**WHAT IS BEING ASKED**: Reproduce all of the records below word for word, without changing anything.

[RECORDS FOR THE EXERCISE start]

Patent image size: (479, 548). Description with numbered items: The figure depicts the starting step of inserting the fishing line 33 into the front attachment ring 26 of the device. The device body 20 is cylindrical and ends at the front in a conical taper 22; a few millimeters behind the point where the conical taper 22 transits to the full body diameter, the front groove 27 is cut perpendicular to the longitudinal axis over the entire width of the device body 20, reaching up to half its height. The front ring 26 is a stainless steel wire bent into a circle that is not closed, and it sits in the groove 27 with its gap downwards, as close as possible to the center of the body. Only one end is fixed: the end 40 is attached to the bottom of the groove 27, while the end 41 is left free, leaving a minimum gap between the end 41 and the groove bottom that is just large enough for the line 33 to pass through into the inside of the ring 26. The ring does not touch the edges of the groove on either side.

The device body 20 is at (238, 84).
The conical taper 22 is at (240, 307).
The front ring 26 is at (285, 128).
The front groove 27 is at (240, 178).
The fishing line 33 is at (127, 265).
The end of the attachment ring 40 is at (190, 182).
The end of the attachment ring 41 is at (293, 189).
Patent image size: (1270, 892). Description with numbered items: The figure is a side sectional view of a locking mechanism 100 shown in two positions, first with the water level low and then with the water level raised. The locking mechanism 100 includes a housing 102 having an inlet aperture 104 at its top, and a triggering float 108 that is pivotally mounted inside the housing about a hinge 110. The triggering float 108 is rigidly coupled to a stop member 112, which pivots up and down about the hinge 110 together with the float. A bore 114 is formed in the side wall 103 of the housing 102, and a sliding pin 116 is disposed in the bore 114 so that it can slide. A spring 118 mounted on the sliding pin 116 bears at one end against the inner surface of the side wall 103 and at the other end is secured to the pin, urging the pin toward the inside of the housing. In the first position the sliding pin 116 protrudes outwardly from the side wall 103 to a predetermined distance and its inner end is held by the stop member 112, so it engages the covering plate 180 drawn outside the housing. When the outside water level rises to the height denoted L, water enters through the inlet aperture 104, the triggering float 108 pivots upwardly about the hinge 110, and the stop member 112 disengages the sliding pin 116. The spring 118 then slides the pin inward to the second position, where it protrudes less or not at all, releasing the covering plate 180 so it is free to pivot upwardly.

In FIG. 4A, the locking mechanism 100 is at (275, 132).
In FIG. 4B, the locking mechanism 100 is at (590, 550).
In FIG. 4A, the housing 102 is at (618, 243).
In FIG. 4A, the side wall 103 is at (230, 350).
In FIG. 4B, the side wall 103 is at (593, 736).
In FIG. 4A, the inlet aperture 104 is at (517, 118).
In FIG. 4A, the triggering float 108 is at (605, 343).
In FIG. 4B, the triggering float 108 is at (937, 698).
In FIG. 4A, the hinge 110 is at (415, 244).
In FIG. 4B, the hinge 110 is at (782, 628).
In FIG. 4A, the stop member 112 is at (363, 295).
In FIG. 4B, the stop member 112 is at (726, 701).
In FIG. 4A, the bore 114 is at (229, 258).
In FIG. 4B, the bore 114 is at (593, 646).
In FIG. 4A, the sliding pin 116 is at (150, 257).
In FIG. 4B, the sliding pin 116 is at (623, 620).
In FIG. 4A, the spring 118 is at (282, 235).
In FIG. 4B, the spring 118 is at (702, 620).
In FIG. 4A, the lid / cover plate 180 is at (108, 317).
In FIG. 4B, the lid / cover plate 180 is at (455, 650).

[RECORDS FOR THE EXERCISE end]

**TASK OUTPUT**:
Patent image size: (479, 548). Description with numbered items: The figure depicts the starting step of inserting the fishing line 33 into the front attachment ring 26 of the device. The device body 20 is cylindrical and ends at the front in a conical taper 22; a few millimeters behind the point where the conical taper 22 transits to the full body diameter, the front groove 27 is cut perpendicular to the longitudinal axis over the entire width of the device body 20, reaching up to half its height. The front ring 26 is a stainless steel wire bent into a circle that is not closed, and it sits in the groove 27 with its gap downwards, as close as possible to the center of the body. Only one end is fixed: the end 40 is attached to the bottom of the groove 27, while the end 41 is left free, leaving a minimum gap between the end 41 and the groove bottom that is just large enough for the line 33 to pass through into the inside of the ring 26. The ring does not touch the edges of the groove on either side.

The device body 20 is at (238, 84).
The conical taper 22 is at (240, 307).
The front ring 26 is at (285, 128).
The front groove 27 is at (240, 178).
The fishing line 33 is at (127, 265).
The end of the attachment ring 40 is at (190, 182).
The end of the attachment ring 41 is at (293, 189).
Patent image size: (1270, 892). Description with numbered items: The figure is a side sectional view of a locking mechanism 100 shown in two positions, first with the water level low and then with the water level raised. The locking mechanism 100 includes a housing 102 having an inlet aperture 104 at its top, and a triggering float 108 that is pivotally mounted inside the housing about a hinge 110. The triggering float 108 is rigidly coupled to a stop member 112, which pivots up and down about the hinge 110 together with the float. A bore 114 is formed in the side wall 103 of the housing 102, and a sliding pin 116 is disposed in the bore 114 so that it can slide. A spring 118 mounted on the sliding pin 116 bears at one end against the inner surface of the side wall 103 and at the other end is secured to the pin, urging the pin toward the inside of the housing. In the first position the sliding pin 116 protrudes outwardly from the side wall 103 to a predetermined distance and its inner end is held by the stop member 112, so it engages the covering plate 180 drawn outside the housing. When the outside water level rises to the height denoted L, water enters through the inlet aperture 104, the triggering float 108 pivots upwardly about the hinge 110, and the stop member 112 disengages the sliding pin 116. The spring 118 then slides the pin inward to the second position, where it protrudes less or not at all, releasing the covering plate 180 so it is free to pivot upwardly.

In FIG. 4A, the locking mechanism 100 is at (275, 132).
In FIG. 4B, the locking mechanism 100 is at (590, 550).
In FIG. 4A, the housing 102 is at (618, 243).
In FIG. 4A, the side wall 103 is at (230, 350).
In FIG. 4B, the side wall 103 is at (593, 736).
In FIG. 4A, the inlet aperture 104 is at (517, 118).
In FIG. 4A, the triggering float 108 is at (605, 343).
In FIG. 4B, the triggering float 108 is at (937, 698).
In FIG. 4A, the hinge 110 is at (415, 244).
In FIG. 4B, the hinge 110 is at (782, 628).
In FIG. 4A, the stop member 112 is at (363, 295).
In FIG. 4B, the stop member 112 is at (726, 701).
In FIG. 4A, the bore 114 is at (229, 258).
In FIG. 4B, the bore 114 is at (593, 646).
In FIG. 4A, the sliding pin 116 is at (150, 257).
In FIG. 4B, the sliding pin 116 is at (623, 620).
In FIG. 4A, the spring 118 is at (282, 235).
In FIG. 4B, the spring 118 is at (702, 620).
In FIG. 4A, the lid / cover plate 180 is at (108, 317).
In FIG. 4B, the lid / cover plate 180 is at (455, 650).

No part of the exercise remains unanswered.